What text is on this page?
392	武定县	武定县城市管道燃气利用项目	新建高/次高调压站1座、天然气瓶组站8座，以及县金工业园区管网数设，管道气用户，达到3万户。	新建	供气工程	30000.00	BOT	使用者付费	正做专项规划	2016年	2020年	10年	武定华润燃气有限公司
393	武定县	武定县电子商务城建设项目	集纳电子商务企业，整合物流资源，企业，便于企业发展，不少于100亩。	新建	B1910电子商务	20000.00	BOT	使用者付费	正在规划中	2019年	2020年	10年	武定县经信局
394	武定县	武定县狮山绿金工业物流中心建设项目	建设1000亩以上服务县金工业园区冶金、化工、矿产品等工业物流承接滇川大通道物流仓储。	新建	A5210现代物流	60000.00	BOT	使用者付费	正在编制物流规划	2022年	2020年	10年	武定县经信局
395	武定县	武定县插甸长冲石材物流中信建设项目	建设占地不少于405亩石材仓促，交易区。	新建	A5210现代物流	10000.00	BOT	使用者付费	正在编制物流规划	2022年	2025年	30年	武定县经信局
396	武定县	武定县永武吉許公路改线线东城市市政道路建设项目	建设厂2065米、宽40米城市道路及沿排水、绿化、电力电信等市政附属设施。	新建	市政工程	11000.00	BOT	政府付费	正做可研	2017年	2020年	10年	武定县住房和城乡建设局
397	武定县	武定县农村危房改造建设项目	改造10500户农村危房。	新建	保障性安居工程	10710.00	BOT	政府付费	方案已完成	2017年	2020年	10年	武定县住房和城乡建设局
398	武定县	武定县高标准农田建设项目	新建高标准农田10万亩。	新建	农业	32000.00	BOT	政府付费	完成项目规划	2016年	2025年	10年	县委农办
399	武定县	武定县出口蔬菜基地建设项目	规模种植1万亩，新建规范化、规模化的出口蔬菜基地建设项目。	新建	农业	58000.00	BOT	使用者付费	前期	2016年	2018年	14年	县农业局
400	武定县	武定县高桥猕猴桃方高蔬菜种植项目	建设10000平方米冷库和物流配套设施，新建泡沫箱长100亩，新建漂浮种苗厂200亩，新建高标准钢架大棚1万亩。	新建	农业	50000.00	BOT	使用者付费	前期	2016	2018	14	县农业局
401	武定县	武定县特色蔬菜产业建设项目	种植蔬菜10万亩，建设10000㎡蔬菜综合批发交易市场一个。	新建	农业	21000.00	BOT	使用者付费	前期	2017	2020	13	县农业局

◆ **TASK TO COMPLETE**
Restate the listing in full, word for word.

◆ **REPLY TO THE EXERCISE**
What text is on this page?
392	武定县	武定县城市管道燃气利用项目	新建高/次高调压站1座、天然气瓶组站8座，以及县金工业园区管网数设，管道气用户，达到3万户。	新建	供气工程	30000.00	BOT	使用者付费	正做专项规划	2016年	2020年	10年	武定华润燃气有限公司
393	武定县	武定县电子商务城建设项目	集纳电子商务企业，整合物流资源，企业，便于企业发展，不少于100亩。	新建	B1910电子商务	20000.00	BOT	使用者付费	正在规划中	2019年	2020年	10年	武定县经信局
394	武定县	武定县狮山绿金工业物流中心建设项目	建设1000亩以上服务县金工业园区冶金、化工、矿产品等工业物流承接滇川大通道物流仓储。	新建	A5210现代物流	60000.00	BOT	使用者付费	正在编制物流规划	2022年	2020年	10年	武定县经信局
395	武定县	武定县插甸长冲石材物流中信建设项目	建设占地不少于405亩石材仓促，交易区。	新建	A5210现代物流	10000.00	BOT	使用者付费	正在编制物流规划	2022年	2025年	30年	武定县经信局
396	武定县	武定县永武吉許公路改线线东城市市政道路建设项目	建设厂2065米、宽40米城市道路及沿排水、绿化、电力电信等市政附属设施。	新建	市政工程	11000.00	BOT	政府付费	正做可研	2017年	2020年	10年	武定县住房和城乡建设局
397	武定县	武定县农村危房改造建设项目	改造10500户农村危房。	新建	保障性安居工程	10710.00	BOT	政府付费	方案已完成	2017年	2020年	10年	武定县住房和城乡建设局
398	武定县	武定县高标准农田建设项目	新建高标准农田10万亩。	新建	农业	32000.00	BOT	政府付费	完成项目规划	2016年	2025年	10年	县委农办
399	武定县	武定县出口蔬菜基地建设项目	规模种植1万亩，新建规范化、规模化的出口蔬菜基地建设项目。	新建	农业	58000.00	BOT	使用者付费	前期	2016年	2018年	14年	县农业局
400	武定县	武定县高桥猕猴桃方高蔬菜种植项目	建设10000平方米冷库和物流配套设施，新建泡沫箱长100亩，新建漂浮种苗厂200亩，新建高标准钢架大棚1万亩。	新建	农业	50000.00	BOT	使用者付费	前期	2016	2018	14	县农业局
401	武定县	武定县特色蔬菜产业建设项目	种植蔬菜10万亩，建设10000㎡蔬菜综合批发交易市场一个。	新建	农业	21000.00	BOT	使用者付费	前期	2017	2020	13	县农业局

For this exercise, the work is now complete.